EXERCISE DETAILS: Search the data for the word "камешки" and copy every line that contains it.

MATERIAL FOR THIS TASK:
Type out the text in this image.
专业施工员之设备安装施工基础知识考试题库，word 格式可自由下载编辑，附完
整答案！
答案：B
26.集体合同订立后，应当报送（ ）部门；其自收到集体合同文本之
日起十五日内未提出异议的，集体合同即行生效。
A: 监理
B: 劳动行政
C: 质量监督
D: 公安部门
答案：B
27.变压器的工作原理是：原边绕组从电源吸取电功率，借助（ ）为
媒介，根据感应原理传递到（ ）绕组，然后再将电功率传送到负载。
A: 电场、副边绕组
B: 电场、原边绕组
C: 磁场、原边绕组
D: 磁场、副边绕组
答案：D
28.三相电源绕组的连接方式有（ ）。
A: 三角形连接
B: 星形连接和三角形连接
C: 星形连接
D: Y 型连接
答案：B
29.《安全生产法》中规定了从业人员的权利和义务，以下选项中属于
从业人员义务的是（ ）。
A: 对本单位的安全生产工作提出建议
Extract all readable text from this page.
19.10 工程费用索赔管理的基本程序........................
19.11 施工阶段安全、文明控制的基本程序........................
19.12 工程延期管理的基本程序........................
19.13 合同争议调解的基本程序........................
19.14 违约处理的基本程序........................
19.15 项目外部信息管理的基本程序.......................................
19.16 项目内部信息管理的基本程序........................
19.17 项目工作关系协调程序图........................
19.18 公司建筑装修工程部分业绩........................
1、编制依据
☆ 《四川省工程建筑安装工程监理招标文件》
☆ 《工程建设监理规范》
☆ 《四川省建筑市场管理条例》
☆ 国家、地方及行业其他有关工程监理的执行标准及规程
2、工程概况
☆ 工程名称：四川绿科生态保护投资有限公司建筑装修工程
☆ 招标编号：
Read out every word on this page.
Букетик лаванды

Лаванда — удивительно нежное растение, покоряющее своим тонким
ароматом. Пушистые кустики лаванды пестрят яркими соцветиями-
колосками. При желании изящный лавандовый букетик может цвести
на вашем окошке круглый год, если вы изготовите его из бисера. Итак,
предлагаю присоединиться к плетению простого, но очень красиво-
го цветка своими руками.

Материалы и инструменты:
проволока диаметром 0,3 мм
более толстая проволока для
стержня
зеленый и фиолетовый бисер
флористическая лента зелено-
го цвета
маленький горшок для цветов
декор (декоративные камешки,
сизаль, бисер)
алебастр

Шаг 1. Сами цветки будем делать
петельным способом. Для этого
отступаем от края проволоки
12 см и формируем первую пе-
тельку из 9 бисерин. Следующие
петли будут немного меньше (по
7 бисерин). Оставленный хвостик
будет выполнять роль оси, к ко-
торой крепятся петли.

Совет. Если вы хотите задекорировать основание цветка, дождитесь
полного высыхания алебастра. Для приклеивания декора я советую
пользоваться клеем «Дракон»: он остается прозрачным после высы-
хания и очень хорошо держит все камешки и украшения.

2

THE OUTPUT:
декор (декоративные камешки,
хания и очень хорошо держит все камешки и украшения.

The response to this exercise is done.